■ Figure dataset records

==*==

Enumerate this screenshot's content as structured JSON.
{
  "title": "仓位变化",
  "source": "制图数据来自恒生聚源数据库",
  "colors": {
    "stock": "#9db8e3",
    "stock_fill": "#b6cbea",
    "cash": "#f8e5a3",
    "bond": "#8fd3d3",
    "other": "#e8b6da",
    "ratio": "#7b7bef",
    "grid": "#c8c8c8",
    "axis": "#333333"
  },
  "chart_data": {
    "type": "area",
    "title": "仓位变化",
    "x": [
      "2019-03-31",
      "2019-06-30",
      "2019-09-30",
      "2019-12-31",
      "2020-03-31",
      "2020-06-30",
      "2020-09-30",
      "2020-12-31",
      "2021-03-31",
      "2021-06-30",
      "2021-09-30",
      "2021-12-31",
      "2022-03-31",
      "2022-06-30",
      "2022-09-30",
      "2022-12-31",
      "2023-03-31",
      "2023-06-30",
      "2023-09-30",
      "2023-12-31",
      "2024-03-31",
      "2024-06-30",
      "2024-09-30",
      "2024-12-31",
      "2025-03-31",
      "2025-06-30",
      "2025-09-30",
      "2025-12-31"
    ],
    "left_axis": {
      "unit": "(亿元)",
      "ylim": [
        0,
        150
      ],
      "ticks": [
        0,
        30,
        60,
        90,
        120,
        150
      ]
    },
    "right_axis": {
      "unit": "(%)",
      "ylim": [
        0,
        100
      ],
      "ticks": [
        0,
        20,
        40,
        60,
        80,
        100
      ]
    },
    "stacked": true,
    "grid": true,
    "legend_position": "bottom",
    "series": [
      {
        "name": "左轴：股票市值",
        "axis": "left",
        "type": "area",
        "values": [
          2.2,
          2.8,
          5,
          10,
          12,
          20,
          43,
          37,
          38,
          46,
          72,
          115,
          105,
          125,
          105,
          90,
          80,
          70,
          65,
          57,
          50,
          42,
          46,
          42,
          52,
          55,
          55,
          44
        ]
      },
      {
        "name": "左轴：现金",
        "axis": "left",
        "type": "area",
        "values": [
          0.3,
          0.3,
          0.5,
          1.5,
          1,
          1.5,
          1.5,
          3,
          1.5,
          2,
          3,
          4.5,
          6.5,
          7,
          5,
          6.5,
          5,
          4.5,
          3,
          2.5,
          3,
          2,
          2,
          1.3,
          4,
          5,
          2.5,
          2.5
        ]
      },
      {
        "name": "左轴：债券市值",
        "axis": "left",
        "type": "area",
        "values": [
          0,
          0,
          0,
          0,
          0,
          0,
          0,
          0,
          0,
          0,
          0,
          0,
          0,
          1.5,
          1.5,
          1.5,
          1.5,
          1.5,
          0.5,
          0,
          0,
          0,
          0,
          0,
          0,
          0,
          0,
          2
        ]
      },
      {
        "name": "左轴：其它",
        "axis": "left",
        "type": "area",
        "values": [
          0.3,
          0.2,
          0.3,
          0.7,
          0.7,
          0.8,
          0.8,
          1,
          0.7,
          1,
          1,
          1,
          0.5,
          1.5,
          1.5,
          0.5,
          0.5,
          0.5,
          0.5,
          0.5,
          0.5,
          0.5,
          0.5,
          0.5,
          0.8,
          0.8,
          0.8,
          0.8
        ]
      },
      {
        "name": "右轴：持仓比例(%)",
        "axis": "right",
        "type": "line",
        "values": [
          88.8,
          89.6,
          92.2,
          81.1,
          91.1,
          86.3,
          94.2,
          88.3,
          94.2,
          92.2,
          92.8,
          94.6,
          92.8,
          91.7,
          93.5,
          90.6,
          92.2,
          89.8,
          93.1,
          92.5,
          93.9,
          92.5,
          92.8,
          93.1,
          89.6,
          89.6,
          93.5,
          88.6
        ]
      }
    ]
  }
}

==*==

■ WRITTEN TASK
Write out all records exactly, keeping every detail.

■ EXERCISE RESPONSE
Enumerate this screenshot's content as structured JSON.
{
  "title": "仓位变化",
  "source": "制图数据来自恒生聚源数据库",
  "colors": {
    "stock": "#9db8e3",
    "stock_fill": "#b6cbea",
    "cash": "#f8e5a3",
    "bond": "#8fd3d3",
    "other": "#e8b6da",
    "ratio": "#7b7bef",
    "grid": "#c8c8c8",
    "axis": "#333333"
  },
  "chart_data": {
    "type": "area",
    "title": "仓位变化",
    "x": [
      "2019-03-31",
      "2019-06-30",
      "2019-09-30",
      "2019-12-31",
      "2020-03-31",
      "2020-06-30",
      "2020-09-30",
      "2020-12-31",
      "2021-03-31",
      "2021-06-30",
      "2021-09-30",
      "2021-12-31",
      "2022-03-31",
      "2022-06-30",
      "2022-09-30",
      "2022-12-31",
      "2023-03-31",
      "2023-06-30",
      "2023-09-30",
      "2023-12-31",
      "2024-03-31",
      "2024-06-30",
      "2024-09-30",
      "2024-12-31",
      "2025-03-31",
      "2025-06-30",
      "2025-09-30",
      "2025-12-31"
    ],
    "left_axis": {
      "unit": "(亿元)",
      "ylim": [
        0,
        150
      ],
      "ticks": [
        0,
        30,
        60,
        90,
        120,
        150
      ]
    },
    "right_axis": {
      "unit": "(%)",
      "ylim": [
        0,
        100
      ],
      "ticks": [
        0,
        20,
        40,
        60,
        80,
        100
      ]
    },
    "stacked": true,
    "grid": true,
    "legend_position": "bottom",
    "series": [
      {
        "name": "左轴：股票市值",
        "axis": "left",
        "type": "area",
        "values": [
          2.2,
          2.8,
          5,
          10,
          12,
          20,
          43,
          37,
          38,
          46,
          72,
          115,
          105,
          125,
          105,
          90,
          80,
          70,
          65,
          57,
          50,
          42,
          46,
          42,
          52,
          55,
          55,
          44
        ]
      },
      {
        "name": "左轴：现金",
        "axis": "left",
        "type": "area",
        "values": [
          0.3,
          0.3,
          0.5,
          1.5,
          1,
          1.5,
          1.5,
          3,
          1.5,
          2,
          3,
          4.5,
          6.5,
          7,
          5,
          6.5,
          5,
          4.5,
          3,
          2.5,
          3,
          2,
          2,
          1.3,
          4,
          5,
          2.5,
          2.5
        ]
      },
      {
        "name": "左轴：债券市值",
        "axis": "left",
        "type": "area",
        "values": [
          0,
          0,
          0,
          0,
          0,
          0,
          0,
          0,
          0,
          0,
          0,
          0,
          0,
          1.5,
          1.5,
          1.5,
          1.5,
          1.5,
          0.5,
          0,
          0,
          0,
          0,
          0,
          0,
          0,
          0,
          2
        ]
      },
      {
        "name": "左轴：其它",
        "axis": "left",
        "type": "area",
        "values": [
          0.3,
          0.2,
          0.3,
          0.7,
          0.7,
          0.8,
          0.8,
          1,
          0.7,
          1,
          1,
          1,
          0.5,
          1.5,
          1.5,
          0.5,
          0.5,
          0.5,
          0.5,
          0.5,
          0.5,
          0.5,
          0.5,
          0.5,
          0.8,
          0.8,
          0.8,
          0.8
        ]
      },
      {
        "name": "右轴：持仓比例(%)",
        "axis": "right",
        "type": "line",
        "values": [
          88.8,
          89.6,
          92.2,
          81.1,
          91.1,
          86.3,
          94.2,
          88.3,
          94.2,
          92.2,
          92.8,
          94.6,
          92.8,
          91.7,
          93.5,
          90.6,
          92.2,
          89.8,
          93.1,
          92.5,
          93.9,
          92.5,
          92.8,
          93.1,
          89.6,
          89.6,
          93.5,
          88.6
        ]
      }
    ]
  }
}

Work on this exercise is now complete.